Your task: Copy out each line below exactly as it appears.

------ Input rows

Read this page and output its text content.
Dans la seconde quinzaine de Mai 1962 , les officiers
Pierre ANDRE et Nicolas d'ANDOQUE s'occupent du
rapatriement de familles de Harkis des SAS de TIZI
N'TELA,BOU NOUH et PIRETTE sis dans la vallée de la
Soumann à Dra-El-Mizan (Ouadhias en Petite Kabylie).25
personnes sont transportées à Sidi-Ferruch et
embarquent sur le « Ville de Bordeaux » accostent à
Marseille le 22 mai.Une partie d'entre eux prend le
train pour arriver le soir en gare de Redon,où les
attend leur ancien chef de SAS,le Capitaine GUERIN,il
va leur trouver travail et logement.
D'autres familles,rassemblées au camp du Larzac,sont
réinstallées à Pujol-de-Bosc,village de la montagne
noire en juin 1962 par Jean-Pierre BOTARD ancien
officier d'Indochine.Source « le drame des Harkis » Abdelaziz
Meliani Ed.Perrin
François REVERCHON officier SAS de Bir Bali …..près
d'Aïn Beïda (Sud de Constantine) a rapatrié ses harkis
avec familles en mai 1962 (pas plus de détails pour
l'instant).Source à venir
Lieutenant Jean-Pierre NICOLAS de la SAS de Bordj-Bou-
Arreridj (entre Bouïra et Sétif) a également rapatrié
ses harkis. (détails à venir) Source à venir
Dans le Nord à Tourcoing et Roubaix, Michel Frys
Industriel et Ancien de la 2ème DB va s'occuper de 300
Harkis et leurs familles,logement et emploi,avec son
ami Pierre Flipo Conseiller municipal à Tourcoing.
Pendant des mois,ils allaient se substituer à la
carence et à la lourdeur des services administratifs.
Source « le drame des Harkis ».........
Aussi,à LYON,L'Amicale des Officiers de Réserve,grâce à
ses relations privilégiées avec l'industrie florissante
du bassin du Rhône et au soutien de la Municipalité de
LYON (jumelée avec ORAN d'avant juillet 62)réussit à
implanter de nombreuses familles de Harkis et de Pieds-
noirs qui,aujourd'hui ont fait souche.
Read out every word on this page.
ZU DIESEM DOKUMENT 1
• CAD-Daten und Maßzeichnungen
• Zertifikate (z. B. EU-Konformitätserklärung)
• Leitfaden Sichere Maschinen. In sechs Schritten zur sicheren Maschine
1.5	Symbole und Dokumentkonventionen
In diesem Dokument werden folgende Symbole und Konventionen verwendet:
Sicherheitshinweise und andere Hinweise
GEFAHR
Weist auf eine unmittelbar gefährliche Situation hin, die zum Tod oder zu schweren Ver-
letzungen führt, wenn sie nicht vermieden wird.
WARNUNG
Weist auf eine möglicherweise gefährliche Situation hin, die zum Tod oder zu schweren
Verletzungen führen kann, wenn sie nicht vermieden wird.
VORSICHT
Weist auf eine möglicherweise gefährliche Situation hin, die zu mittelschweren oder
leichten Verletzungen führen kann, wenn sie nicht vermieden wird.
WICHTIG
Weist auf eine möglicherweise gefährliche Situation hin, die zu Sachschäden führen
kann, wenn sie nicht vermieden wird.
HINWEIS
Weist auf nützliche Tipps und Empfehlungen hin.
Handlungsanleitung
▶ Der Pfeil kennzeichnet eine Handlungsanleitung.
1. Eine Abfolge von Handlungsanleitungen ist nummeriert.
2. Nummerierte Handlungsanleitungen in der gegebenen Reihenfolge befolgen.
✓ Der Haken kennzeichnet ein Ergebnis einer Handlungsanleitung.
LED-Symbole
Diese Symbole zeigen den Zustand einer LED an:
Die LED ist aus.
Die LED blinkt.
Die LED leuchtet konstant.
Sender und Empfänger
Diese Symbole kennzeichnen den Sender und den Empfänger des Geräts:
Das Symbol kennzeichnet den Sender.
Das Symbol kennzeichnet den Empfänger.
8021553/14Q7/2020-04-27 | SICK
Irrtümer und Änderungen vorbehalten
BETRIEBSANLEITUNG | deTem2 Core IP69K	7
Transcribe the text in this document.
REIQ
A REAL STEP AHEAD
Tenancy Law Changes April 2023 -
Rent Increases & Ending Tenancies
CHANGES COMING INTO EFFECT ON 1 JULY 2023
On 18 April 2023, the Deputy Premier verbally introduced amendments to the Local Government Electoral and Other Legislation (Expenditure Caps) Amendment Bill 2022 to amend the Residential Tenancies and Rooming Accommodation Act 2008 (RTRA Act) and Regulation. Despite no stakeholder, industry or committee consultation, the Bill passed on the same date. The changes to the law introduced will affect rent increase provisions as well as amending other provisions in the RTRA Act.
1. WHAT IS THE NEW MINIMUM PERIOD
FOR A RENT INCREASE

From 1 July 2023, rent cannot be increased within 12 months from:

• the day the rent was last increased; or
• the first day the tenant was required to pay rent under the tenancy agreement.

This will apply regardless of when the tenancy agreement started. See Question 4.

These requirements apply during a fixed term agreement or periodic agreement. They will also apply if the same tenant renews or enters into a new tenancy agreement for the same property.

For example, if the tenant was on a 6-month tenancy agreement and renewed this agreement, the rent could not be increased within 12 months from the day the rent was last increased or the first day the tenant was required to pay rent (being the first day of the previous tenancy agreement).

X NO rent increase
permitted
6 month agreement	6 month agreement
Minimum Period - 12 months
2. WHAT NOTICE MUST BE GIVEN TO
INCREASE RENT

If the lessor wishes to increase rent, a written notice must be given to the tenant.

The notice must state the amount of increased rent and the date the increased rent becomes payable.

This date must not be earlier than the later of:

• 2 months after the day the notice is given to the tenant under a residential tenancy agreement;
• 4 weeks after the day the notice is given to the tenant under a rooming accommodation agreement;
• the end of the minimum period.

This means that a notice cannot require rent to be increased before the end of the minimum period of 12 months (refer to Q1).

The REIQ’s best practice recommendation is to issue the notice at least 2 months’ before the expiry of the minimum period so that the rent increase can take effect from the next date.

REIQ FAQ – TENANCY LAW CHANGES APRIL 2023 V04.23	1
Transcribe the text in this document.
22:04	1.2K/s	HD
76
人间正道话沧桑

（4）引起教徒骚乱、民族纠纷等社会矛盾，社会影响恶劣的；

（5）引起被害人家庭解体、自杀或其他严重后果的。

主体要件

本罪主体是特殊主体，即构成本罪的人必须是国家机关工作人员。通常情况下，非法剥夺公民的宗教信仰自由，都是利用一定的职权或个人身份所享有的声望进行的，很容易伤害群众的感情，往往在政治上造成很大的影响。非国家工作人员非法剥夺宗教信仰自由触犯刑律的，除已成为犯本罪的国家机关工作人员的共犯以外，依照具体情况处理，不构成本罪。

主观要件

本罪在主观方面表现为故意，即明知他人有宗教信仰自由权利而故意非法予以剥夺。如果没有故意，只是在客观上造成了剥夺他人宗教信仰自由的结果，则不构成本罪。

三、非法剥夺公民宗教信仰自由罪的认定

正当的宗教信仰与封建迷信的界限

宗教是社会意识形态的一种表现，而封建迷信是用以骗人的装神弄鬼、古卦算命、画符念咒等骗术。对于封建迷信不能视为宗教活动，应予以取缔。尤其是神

------------

Output:
Read this page and output its text content.
Dans la seconde quinzaine de Mai 1962 , les officiers
Pierre ANDRE et Nicolas d'ANDOQUE s'occupent du
rapatriement de familles de Harkis des SAS de TIZI
N'TELA,BOU NOUH et PIRETTE sis dans la vallée de la
Soumann à Dra-El-Mizan (Ouadhias en Petite Kabylie).25
personnes sont transportées à Sidi-Ferruch et
embarquent sur le « Ville de Bordeaux » accostent à
Marseille le 22 mai.Une partie d'entre eux prend le
train pour arriver le soir en gare de Redon,où les
attend leur ancien chef de SAS,le Capitaine GUERIN,il
va leur trouver travail et logement.
D'autres familles,rassemblées au camp du Larzac,sont
réinstallées à Pujol-de-Bosc,village de la montagne
noire en juin 1962 par Jean-Pierre BOTARD ancien
officier d'Indochine.Source « le drame des Harkis » Abdelaziz
Meliani Ed.Perrin
François REVERCHON officier SAS de Bir Bali …..près
d'Aïn Beïda (Sud de Constantine) a rapatrié ses harkis
avec familles en mai 1962 (pas plus de détails pour
l'instant).Source à venir
Lieutenant Jean-Pierre NICOLAS de la SAS de Bordj-Bou-
Arreridj (entre Bouïra et Sétif) a également rapatrié
ses harkis. (détails à venir) Source à venir
Dans le Nord à Tourcoing et Roubaix, Michel Frys
Industriel et Ancien de la 2ème DB va s'occuper de 300
Harkis et leurs familles,logement et emploi,avec son
ami Pierre Flipo Conseiller municipal à Tourcoing.
Pendant des mois,ils allaient se substituer à la
carence et à la lourdeur des services administratifs.
Source « le drame des Harkis ».........
Aussi,à LYON,L'Amicale des Officiers de Réserve,grâce à
ses relations privilégiées avec l'industrie florissante
du bassin du Rhône et au soutien de la Municipalité de
LYON (jumelée avec ORAN d'avant juillet 62)réussit à
implanter de nombreuses familles de Harkis et de Pieds-
noirs qui,aujourd'hui ont fait souche.
Read out every word on this page.
ZU DIESEM DOKUMENT 1
• CAD-Daten und Maßzeichnungen
• Zertifikate (z. B. EU-Konformitätserklärung)
• Leitfaden Sichere Maschinen. In sechs Schritten zur sicheren Maschine
1.5	Symbole und Dokumentkonventionen
In diesem Dokument werden folgende Symbole und Konventionen verwendet:
Sicherheitshinweise und andere Hinweise
GEFAHR
Weist auf eine unmittelbar gefährliche Situation hin, die zum Tod oder zu schweren Ver-
letzungen führt, wenn sie nicht vermieden wird.
WARNUNG
Weist auf eine möglicherweise gefährliche Situation hin, die zum Tod oder zu schweren
Verletzungen führen kann, wenn sie nicht vermieden wird.
VORSICHT
Weist auf eine möglicherweise gefährliche Situation hin, die zu mittelschweren oder
leichten Verletzungen führen kann, wenn sie nicht vermieden wird.
WICHTIG
Weist auf eine möglicherweise gefährliche Situation hin, die zu Sachschäden führen
kann, wenn sie nicht vermieden wird.
HINWEIS
Weist auf nützliche Tipps und Empfehlungen hin.
Handlungsanleitung
▶ Der Pfeil kennzeichnet eine Handlungsanleitung.
1. Eine Abfolge von Handlungsanleitungen ist nummeriert.
2. Nummerierte Handlungsanleitungen in der gegebenen Reihenfolge befolgen.
✓ Der Haken kennzeichnet ein Ergebnis einer Handlungsanleitung.
LED-Symbole
Diese Symbole zeigen den Zustand einer LED an:
Die LED ist aus.
Die LED blinkt.
Die LED leuchtet konstant.
Sender und Empfänger
Diese Symbole kennzeichnen den Sender und den Empfänger des Geräts:
Das Symbol kennzeichnet den Sender.
Das Symbol kennzeichnet den Empfänger.
8021553/14Q7/2020-04-27 | SICK
Irrtümer und Änderungen vorbehalten
BETRIEBSANLEITUNG | deTem2 Core IP69K	7
Transcribe the text in this document.
REIQ
A REAL STEP AHEAD
Tenancy Law Changes April 2023 -
Rent Increases & Ending Tenancies
CHANGES COMING INTO EFFECT ON 1 JULY 2023
On 18 April 2023, the Deputy Premier verbally introduced amendments to the Local Government Electoral and Other Legislation (Expenditure Caps) Amendment Bill 2022 to amend the Residential Tenancies and Rooming Accommodation Act 2008 (RTRA Act) and Regulation. Despite no stakeholder, industry or committee consultation, the Bill passed on the same date. The changes to the law introduced will affect rent increase provisions as well as amending other provisions in the RTRA Act.
1. WHAT IS THE NEW MINIMUM PERIOD
FOR A RENT INCREASE

From 1 July 2023, rent cannot be increased within 12 months from:

• the day the rent was last increased; or
• the first day the tenant was required to pay rent under the tenancy agreement.

This will apply regardless of when the tenancy agreement started. See Question 4.

These requirements apply during a fixed term agreement or periodic agreement. They will also apply if the same tenant renews or enters into a new tenancy agreement for the same property.

For example, if the tenant was on a 6-month tenancy agreement and renewed this agreement, the rent could not be increased within 12 months from the day the rent was last increased or the first day the tenant was required to pay rent (being the first day of the previous tenancy agreement).

X NO rent increase
permitted
6 month agreement	6 month agreement
Minimum Period - 12 months
2. WHAT NOTICE MUST BE GIVEN TO
INCREASE RENT

If the lessor wishes to increase rent, a written notice must be given to the tenant.

The notice must state the amount of increased rent and the date the increased rent becomes payable.

This date must not be earlier than the later of:

• 2 months after the day the notice is given to the tenant under a residential tenancy agreement;
• 4 weeks after the day the notice is given to the tenant under a rooming accommodation agreement;
• the end of the minimum period.

This means that a notice cannot require rent to be increased before the end of the minimum period of 12 months (refer to Q1).

The REIQ’s best practice recommendation is to issue the notice at least 2 months’ before the expiry of the minimum period so that the rent increase can take effect from the next date.

REIQ FAQ – TENANCY LAW CHANGES APRIL 2023 V04.23	1
Transcribe the text in this document.
22:04	1.2K/s	HD
76
人间正道话沧桑

（4）引起教徒骚乱、民族纠纷等社会矛盾，社会影响恶劣的；

（5）引起被害人家庭解体、自杀或其他严重后果的。

主体要件

本罪主体是特殊主体，即构成本罪的人必须是国家机关工作人员。通常情况下，非法剥夺公民的宗教信仰自由，都是利用一定的职权或个人身份所享有的声望进行的，很容易伤害群众的感情，往往在政治上造成很大的影响。非国家工作人员非法剥夺宗教信仰自由触犯刑律的，除已成为犯本罪的国家机关工作人员的共犯以外，依照具体情况处理，不构成本罪。

主观要件

本罪在主观方面表现为故意，即明知他人有宗教信仰自由权利而故意非法予以剥夺。如果没有故意，只是在客观上造成了剥夺他人宗教信仰自由的结果，则不构成本罪。

三、非法剥夺公民宗教信仰自由罪的认定

正当的宗教信仰与封建迷信的界限

宗教是社会意识形态的一种表现，而封建迷信是用以骗人的装神弄鬼、古卦算命、画符念咒等骗术。对于封建迷信不能视为宗教活动，应予以取缔。尤其是神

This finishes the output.